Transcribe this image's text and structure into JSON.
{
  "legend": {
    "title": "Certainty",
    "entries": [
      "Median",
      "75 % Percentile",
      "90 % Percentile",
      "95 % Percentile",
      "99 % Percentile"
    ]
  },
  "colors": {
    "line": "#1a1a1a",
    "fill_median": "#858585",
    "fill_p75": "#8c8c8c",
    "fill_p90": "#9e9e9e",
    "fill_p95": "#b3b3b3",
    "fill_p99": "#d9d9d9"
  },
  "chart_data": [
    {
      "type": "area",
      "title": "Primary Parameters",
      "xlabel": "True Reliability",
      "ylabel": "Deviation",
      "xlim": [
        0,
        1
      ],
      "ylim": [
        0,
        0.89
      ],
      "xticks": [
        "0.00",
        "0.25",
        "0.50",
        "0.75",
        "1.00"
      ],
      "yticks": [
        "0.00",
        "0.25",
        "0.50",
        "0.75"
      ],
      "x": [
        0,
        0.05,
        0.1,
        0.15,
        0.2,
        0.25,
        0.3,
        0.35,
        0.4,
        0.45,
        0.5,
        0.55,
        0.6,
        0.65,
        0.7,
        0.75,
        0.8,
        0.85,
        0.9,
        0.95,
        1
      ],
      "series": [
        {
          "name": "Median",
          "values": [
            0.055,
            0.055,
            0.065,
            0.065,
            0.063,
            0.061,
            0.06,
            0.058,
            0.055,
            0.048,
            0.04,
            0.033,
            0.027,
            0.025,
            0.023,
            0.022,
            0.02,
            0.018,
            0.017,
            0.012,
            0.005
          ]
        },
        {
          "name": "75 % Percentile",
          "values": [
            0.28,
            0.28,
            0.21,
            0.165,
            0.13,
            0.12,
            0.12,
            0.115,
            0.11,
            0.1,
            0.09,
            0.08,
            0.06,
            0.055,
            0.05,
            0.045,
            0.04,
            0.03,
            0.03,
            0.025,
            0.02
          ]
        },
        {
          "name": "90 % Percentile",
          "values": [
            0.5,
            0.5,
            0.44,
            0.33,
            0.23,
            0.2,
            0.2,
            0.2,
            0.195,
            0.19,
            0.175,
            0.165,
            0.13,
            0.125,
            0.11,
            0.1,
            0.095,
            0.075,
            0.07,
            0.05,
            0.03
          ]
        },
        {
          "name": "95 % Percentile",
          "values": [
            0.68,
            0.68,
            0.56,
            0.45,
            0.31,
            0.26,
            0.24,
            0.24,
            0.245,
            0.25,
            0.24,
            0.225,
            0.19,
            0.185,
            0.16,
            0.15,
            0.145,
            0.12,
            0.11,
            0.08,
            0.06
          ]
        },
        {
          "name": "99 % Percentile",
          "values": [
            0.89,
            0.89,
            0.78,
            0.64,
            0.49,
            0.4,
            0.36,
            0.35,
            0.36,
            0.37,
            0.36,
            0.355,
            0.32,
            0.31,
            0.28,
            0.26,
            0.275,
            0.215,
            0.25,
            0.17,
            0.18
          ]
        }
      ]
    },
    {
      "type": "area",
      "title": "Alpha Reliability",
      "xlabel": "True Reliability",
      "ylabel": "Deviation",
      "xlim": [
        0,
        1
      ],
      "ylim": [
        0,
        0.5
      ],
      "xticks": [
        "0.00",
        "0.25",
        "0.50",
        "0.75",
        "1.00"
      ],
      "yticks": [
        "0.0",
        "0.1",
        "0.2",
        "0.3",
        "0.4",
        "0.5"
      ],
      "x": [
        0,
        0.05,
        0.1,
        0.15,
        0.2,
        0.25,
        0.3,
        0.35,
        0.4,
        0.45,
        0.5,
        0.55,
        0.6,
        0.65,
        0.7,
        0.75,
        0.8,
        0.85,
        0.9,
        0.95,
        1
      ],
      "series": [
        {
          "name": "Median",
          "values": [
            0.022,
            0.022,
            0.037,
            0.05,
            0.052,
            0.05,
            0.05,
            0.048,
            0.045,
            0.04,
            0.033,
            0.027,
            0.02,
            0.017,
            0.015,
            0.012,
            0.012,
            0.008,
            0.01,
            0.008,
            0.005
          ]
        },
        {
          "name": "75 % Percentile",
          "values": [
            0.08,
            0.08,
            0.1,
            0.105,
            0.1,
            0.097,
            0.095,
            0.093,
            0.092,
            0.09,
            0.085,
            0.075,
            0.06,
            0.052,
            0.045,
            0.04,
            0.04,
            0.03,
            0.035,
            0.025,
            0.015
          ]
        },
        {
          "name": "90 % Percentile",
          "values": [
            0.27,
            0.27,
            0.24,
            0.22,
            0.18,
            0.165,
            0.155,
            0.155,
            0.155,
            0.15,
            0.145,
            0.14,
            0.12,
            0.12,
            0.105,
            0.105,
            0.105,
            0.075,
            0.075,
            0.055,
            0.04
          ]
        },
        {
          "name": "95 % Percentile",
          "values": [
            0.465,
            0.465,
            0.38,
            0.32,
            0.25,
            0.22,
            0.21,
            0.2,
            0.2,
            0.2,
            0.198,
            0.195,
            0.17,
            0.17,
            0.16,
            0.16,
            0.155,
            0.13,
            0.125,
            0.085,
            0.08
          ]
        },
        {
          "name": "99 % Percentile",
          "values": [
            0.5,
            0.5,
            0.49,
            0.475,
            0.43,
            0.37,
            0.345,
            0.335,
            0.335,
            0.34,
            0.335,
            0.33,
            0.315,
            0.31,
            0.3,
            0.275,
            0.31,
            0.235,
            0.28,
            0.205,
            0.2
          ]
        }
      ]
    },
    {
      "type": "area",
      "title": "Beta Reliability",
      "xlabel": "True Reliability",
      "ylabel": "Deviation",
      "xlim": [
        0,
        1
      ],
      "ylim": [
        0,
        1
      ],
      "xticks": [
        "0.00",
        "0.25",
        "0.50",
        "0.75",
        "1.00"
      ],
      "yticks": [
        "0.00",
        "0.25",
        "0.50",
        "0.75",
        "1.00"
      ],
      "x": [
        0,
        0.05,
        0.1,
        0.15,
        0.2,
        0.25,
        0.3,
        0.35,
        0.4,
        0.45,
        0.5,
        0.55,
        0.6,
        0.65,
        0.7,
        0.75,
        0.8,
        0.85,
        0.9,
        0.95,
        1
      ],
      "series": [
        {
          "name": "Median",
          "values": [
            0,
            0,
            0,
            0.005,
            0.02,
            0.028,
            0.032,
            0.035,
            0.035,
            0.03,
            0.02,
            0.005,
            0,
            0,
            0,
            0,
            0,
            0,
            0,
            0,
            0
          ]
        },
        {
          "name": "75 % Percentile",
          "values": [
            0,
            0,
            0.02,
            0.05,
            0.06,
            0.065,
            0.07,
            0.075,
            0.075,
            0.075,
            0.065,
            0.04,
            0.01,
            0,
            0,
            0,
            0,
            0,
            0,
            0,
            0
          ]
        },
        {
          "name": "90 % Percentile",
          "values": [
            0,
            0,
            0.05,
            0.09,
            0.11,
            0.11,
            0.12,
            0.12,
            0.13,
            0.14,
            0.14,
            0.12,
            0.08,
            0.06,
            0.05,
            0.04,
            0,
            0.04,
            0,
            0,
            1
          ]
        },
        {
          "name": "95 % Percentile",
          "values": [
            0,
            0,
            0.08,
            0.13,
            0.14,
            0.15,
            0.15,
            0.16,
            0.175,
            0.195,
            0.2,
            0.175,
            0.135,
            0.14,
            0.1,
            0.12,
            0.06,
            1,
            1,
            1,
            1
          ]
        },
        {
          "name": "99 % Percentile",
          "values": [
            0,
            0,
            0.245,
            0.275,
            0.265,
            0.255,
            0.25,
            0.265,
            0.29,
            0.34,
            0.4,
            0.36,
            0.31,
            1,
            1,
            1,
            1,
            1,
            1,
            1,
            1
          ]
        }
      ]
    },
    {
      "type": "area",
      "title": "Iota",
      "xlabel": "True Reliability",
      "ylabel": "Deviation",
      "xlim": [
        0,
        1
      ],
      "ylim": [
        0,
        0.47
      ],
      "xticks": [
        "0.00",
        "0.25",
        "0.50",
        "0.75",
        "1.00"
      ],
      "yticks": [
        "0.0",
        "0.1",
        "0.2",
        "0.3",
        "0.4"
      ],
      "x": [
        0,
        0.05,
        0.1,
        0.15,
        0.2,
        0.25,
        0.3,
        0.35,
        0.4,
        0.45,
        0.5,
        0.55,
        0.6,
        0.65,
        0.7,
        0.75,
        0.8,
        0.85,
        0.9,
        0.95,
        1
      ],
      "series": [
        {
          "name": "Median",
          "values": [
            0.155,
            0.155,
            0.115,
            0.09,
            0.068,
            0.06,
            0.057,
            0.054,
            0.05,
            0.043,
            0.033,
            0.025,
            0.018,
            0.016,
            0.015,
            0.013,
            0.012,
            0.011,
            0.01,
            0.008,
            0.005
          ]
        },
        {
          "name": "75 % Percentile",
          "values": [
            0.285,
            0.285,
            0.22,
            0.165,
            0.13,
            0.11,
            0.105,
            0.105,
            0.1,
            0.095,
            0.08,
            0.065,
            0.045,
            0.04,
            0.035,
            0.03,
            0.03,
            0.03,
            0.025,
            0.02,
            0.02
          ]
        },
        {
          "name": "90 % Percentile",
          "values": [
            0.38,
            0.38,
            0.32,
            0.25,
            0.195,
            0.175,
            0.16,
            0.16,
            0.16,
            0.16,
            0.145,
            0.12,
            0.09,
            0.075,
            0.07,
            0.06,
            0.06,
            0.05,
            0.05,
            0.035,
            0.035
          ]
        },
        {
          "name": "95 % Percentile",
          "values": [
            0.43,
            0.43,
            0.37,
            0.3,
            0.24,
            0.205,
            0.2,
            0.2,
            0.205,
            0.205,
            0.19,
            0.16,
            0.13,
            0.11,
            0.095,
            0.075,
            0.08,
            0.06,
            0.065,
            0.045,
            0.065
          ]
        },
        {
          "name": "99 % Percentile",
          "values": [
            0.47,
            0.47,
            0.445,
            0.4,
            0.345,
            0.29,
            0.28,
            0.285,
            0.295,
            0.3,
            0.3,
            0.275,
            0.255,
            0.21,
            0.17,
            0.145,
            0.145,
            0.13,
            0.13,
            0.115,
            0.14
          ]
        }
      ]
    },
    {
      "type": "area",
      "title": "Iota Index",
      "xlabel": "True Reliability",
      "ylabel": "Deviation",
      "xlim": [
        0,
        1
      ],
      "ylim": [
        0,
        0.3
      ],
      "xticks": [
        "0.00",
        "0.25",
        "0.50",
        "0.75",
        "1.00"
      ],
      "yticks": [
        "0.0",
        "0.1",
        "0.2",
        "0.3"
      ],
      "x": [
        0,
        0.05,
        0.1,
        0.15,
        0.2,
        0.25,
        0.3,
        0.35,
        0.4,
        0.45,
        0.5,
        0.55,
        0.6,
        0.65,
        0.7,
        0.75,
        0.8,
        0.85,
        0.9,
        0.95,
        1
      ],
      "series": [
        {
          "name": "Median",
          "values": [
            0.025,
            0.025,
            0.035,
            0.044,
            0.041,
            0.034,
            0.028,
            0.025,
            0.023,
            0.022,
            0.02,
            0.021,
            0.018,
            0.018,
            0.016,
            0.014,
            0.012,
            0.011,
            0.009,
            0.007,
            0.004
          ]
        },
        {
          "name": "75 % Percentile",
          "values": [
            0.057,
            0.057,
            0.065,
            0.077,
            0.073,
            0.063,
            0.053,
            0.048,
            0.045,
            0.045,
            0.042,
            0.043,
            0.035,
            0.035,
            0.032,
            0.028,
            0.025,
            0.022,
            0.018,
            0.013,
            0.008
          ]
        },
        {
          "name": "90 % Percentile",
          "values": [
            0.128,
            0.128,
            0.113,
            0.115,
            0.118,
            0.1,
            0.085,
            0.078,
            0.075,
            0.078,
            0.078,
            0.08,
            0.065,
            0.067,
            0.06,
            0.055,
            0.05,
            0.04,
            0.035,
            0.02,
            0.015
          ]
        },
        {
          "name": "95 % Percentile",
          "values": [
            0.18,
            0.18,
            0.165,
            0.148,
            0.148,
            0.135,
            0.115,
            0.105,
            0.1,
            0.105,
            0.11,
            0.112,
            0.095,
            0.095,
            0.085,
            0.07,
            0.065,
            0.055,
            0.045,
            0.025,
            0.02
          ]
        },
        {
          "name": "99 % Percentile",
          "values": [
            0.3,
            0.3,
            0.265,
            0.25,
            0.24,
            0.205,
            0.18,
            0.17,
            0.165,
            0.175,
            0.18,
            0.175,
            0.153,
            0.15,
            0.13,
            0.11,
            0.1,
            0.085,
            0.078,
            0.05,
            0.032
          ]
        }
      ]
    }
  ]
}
☆ ☆ ☆ ☆ ☆
WRITTEN PROBLEM: List all lines above in which the string "title" appears.

THE ANSWER:
    "title": "Certainty",
      "title": "Primary Parameters",
      "title": "Alpha Reliability",
      "title": "Beta Reliability",
      "title": "Iota",
      "title": "Iota Index",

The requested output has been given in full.